Layout region records
════════════════════

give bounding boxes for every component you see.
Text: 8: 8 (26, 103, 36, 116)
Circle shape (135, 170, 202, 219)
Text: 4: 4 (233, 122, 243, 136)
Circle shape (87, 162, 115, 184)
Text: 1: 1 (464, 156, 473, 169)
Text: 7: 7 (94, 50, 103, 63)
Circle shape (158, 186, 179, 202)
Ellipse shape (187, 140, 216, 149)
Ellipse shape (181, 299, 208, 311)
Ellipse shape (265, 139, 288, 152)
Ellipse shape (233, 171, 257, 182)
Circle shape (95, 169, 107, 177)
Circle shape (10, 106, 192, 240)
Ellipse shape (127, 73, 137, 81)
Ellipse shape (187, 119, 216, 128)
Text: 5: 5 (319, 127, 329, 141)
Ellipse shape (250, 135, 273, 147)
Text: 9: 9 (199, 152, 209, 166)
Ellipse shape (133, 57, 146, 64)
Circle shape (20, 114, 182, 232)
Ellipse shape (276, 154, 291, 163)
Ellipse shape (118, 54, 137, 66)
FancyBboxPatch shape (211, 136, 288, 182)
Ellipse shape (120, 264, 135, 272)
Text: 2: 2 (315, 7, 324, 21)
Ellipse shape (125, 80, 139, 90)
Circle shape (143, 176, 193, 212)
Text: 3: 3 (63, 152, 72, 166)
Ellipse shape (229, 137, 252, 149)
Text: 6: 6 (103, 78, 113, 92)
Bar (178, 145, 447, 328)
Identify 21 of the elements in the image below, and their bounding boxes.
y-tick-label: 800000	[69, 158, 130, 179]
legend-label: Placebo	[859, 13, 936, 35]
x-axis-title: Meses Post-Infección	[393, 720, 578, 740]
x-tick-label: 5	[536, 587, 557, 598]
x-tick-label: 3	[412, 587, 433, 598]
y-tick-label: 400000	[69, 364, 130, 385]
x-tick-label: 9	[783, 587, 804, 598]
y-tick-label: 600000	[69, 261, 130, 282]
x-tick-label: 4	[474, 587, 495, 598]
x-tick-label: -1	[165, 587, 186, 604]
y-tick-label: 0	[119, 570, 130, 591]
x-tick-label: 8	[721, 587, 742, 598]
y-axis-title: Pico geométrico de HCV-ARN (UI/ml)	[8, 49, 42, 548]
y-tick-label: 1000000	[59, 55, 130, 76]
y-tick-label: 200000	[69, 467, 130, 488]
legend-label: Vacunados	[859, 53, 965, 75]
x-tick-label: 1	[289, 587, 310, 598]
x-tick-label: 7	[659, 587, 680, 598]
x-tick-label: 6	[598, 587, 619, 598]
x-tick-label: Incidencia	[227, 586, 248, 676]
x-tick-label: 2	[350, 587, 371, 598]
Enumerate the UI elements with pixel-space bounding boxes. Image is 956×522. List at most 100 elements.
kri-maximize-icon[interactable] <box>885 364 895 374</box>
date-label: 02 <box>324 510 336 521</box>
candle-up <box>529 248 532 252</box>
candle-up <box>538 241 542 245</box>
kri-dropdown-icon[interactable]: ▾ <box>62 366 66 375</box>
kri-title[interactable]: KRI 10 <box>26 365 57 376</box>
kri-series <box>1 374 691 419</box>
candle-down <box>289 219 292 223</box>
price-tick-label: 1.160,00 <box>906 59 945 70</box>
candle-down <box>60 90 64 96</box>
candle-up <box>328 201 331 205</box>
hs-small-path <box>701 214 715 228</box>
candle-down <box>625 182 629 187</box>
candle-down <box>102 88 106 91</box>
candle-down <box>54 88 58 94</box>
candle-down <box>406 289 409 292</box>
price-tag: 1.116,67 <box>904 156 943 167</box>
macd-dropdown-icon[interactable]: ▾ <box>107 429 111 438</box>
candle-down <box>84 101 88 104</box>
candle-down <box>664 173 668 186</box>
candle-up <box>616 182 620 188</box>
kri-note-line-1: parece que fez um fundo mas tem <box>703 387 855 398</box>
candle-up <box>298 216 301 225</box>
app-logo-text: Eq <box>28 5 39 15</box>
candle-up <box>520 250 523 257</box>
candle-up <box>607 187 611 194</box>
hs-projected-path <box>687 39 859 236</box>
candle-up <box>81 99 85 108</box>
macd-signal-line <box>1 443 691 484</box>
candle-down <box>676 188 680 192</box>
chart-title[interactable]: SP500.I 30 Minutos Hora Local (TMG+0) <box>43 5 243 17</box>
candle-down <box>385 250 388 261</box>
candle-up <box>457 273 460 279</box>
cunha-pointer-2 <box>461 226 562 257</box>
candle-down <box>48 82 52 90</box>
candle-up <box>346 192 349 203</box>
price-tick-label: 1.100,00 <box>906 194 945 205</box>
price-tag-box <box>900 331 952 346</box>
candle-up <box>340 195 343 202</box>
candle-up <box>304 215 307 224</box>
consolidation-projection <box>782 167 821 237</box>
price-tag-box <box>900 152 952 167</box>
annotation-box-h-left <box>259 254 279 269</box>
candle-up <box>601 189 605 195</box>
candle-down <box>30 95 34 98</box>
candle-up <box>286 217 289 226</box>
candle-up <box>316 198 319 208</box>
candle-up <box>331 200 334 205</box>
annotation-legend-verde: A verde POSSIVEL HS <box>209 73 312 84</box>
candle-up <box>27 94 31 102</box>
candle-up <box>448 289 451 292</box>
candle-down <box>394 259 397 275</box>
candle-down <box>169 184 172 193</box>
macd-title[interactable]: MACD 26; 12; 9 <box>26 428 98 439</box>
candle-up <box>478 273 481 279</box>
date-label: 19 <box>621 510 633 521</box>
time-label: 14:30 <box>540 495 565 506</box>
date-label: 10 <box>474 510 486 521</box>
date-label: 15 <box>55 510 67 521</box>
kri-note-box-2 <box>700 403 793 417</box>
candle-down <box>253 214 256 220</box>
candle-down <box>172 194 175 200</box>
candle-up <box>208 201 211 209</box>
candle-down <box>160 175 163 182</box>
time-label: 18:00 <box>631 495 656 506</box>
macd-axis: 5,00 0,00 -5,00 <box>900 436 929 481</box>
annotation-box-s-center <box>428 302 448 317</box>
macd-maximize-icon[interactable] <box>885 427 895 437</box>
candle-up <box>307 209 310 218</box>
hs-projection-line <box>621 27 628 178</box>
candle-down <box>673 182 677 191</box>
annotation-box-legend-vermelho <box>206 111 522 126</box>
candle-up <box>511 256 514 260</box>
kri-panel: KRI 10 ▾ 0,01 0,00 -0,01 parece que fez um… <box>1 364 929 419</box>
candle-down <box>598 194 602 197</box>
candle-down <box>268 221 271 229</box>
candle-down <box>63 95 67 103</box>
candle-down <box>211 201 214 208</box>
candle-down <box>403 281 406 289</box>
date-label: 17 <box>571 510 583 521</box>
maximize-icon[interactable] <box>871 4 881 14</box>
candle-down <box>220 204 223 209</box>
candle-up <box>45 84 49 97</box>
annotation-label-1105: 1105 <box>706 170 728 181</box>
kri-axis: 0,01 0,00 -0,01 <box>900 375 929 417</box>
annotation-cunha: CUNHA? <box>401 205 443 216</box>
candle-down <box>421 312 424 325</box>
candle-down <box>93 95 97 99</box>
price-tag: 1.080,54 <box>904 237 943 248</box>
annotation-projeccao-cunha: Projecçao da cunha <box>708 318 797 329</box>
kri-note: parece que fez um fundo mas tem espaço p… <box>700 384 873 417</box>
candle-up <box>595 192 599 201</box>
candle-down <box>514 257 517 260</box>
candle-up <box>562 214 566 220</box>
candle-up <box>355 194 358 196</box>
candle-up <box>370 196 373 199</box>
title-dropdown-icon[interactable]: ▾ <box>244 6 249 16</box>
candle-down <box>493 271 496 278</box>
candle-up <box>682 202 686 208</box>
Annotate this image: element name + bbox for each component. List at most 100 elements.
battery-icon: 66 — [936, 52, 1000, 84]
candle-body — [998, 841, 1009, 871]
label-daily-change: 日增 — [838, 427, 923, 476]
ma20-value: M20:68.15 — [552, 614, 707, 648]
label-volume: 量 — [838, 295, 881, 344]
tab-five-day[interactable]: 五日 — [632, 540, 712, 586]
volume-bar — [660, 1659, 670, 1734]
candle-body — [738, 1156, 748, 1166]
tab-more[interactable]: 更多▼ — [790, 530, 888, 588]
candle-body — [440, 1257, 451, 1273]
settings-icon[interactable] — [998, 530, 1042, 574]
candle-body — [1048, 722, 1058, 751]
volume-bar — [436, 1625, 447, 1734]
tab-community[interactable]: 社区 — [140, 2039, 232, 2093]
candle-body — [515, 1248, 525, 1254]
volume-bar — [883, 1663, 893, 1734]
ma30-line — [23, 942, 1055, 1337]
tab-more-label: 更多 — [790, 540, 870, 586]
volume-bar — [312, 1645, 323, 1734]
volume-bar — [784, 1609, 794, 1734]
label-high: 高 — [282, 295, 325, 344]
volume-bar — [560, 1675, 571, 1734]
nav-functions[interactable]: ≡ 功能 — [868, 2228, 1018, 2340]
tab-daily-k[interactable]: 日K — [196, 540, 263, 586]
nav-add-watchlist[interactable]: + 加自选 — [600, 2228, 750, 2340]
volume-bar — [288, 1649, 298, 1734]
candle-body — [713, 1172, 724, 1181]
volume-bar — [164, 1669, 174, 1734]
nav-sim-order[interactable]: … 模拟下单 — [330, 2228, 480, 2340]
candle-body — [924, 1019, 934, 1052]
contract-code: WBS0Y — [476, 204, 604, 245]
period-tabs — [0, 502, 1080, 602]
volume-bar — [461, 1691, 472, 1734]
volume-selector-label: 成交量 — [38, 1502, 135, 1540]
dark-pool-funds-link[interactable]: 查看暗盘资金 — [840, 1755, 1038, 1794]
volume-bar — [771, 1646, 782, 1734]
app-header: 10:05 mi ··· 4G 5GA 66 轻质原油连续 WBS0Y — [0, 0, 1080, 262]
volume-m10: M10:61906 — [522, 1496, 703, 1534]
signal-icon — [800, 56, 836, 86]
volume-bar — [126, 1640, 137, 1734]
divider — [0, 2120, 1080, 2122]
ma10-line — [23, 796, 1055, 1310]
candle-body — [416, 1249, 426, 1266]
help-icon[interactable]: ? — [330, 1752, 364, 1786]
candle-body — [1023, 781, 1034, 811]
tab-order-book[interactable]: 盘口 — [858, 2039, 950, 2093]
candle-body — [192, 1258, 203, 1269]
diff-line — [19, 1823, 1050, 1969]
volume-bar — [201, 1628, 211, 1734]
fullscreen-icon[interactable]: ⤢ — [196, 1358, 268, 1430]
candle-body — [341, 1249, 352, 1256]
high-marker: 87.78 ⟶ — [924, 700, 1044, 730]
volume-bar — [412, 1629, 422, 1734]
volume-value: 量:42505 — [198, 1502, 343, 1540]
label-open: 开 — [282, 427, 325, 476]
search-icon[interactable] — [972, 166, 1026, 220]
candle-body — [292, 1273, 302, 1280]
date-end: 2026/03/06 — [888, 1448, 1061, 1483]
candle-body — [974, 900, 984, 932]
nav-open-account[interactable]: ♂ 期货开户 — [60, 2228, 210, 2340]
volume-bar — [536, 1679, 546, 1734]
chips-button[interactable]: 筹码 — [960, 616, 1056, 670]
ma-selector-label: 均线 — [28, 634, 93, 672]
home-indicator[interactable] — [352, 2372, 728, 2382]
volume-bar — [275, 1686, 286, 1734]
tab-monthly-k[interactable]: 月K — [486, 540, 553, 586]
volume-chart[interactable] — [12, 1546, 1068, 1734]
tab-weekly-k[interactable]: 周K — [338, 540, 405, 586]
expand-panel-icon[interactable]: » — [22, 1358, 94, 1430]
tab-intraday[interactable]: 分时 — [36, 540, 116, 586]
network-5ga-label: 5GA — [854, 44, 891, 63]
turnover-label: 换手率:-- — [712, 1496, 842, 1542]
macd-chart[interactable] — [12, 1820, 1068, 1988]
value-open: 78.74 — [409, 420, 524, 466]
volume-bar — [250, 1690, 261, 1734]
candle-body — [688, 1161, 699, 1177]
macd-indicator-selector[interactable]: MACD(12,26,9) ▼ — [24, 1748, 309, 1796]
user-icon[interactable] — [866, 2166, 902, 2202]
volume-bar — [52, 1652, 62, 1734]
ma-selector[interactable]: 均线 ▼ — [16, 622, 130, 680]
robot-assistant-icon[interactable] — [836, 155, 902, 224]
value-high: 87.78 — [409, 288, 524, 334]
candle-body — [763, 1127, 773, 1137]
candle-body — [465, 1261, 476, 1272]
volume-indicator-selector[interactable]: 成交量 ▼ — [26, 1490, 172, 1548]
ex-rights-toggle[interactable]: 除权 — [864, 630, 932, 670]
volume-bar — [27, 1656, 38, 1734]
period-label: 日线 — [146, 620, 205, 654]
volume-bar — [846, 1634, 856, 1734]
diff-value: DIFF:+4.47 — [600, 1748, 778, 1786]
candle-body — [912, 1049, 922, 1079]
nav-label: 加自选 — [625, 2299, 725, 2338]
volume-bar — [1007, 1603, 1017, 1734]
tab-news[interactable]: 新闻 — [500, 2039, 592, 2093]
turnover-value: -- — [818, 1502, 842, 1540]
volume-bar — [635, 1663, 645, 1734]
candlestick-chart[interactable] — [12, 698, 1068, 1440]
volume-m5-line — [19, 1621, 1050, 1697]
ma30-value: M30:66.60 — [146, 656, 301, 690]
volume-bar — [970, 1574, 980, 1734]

════════════════════

= What to work on =
Replace "Circle" with "Disk" in the items, starting with the first line and stopping after the line that contains "Ellipse shape (187, 140, 216, 149)". Give those lines again with nothing else changed.

= Task result =
give bounding boxes for every component you see.
Text: 8: 8 (26, 103, 36, 116)
Disk shape (135, 170, 202, 219)
Text: 4: 4 (233, 122, 243, 136)
Disk shape (87, 162, 115, 184)
Text: 1: 1 (464, 156, 473, 169)
Text: 7: 7 (94, 50, 103, 63)
Disk shape (158, 186, 179, 202)
Ellipse shape (187, 140, 216, 149)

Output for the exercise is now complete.